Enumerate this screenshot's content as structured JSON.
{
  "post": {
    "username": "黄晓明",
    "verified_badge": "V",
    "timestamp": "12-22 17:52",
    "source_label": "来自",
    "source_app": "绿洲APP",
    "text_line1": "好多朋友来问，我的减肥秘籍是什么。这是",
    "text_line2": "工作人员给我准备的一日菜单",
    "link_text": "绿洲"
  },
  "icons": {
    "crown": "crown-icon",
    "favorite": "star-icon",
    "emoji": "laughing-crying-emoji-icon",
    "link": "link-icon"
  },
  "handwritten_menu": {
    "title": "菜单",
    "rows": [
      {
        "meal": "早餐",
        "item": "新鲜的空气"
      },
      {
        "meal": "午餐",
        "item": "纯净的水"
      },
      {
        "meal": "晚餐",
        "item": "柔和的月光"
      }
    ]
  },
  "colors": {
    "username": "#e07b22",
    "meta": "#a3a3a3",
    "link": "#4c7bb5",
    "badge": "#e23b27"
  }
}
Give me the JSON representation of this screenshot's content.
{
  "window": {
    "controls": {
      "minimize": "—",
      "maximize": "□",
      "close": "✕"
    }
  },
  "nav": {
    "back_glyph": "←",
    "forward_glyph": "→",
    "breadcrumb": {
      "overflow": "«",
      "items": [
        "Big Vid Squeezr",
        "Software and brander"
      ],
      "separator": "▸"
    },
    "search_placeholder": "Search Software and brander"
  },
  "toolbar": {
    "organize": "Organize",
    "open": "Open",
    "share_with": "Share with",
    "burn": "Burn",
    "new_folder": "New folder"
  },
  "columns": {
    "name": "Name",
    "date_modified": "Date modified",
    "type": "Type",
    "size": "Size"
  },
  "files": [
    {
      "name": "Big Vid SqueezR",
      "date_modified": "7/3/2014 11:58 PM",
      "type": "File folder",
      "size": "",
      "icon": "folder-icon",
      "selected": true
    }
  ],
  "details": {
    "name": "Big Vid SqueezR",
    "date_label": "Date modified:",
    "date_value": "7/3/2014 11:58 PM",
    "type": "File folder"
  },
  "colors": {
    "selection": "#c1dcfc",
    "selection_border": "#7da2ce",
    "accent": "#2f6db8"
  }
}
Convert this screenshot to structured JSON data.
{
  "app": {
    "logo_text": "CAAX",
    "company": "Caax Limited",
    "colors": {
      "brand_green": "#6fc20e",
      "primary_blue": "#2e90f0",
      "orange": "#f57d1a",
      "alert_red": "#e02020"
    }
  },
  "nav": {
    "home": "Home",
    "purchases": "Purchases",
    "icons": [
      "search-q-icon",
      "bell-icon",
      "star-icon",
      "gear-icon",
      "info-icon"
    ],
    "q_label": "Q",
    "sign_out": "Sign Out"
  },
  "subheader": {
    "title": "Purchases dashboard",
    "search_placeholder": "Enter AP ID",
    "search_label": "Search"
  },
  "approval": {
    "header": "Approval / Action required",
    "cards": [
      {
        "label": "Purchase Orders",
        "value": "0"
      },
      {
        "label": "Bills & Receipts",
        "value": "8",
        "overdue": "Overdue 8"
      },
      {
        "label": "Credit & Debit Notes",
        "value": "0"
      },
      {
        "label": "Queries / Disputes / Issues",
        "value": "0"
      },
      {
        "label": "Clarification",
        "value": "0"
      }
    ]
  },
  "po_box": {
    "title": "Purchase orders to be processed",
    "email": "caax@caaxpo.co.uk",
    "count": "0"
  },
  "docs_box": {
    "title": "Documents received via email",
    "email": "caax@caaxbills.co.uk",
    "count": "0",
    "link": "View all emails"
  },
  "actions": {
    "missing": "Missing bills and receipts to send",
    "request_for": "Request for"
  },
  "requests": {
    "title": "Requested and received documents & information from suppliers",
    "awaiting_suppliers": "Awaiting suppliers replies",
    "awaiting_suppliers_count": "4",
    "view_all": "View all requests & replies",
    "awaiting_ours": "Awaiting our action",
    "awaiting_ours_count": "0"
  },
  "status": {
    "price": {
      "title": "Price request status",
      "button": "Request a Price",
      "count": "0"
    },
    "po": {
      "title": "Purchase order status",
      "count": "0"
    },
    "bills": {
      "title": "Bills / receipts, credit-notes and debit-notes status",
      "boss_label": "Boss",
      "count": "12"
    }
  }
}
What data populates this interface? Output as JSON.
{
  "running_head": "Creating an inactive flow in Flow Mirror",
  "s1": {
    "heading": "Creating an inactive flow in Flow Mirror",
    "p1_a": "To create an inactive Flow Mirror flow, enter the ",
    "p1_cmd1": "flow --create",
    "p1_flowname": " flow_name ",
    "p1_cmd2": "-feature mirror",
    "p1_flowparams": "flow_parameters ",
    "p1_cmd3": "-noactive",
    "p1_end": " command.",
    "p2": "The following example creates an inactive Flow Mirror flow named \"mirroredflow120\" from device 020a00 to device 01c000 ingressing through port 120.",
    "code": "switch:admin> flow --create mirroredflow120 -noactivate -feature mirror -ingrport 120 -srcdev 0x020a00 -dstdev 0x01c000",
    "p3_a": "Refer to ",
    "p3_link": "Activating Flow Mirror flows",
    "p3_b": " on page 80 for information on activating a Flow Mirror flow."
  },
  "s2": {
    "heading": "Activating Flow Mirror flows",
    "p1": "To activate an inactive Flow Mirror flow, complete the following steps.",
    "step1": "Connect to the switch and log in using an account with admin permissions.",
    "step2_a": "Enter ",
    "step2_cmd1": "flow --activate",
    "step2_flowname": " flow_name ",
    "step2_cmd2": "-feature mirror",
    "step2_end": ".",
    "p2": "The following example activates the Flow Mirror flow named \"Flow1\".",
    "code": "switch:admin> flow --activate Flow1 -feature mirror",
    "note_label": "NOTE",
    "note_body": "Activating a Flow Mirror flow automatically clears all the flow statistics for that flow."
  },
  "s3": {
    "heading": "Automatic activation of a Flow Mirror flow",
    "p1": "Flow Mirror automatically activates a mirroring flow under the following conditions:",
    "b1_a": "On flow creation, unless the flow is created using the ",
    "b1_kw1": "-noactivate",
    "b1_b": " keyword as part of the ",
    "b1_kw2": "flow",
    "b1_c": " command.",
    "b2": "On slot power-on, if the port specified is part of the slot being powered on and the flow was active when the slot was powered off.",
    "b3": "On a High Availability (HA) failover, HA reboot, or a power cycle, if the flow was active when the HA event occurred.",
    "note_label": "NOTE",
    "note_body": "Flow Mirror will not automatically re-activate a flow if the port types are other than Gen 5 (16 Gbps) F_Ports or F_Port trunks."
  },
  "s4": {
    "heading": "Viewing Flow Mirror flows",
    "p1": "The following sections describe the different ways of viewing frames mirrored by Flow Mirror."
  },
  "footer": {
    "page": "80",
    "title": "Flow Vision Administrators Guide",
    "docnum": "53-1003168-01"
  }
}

- [Exercise description] Filter the listing for the word "using" and copy every line that holds it.

- [Response]
    "step1": "Connect to the switch and log in using an account with admin permissions.",
    "b1_a": "On flow creation, unless the flow is created using the ",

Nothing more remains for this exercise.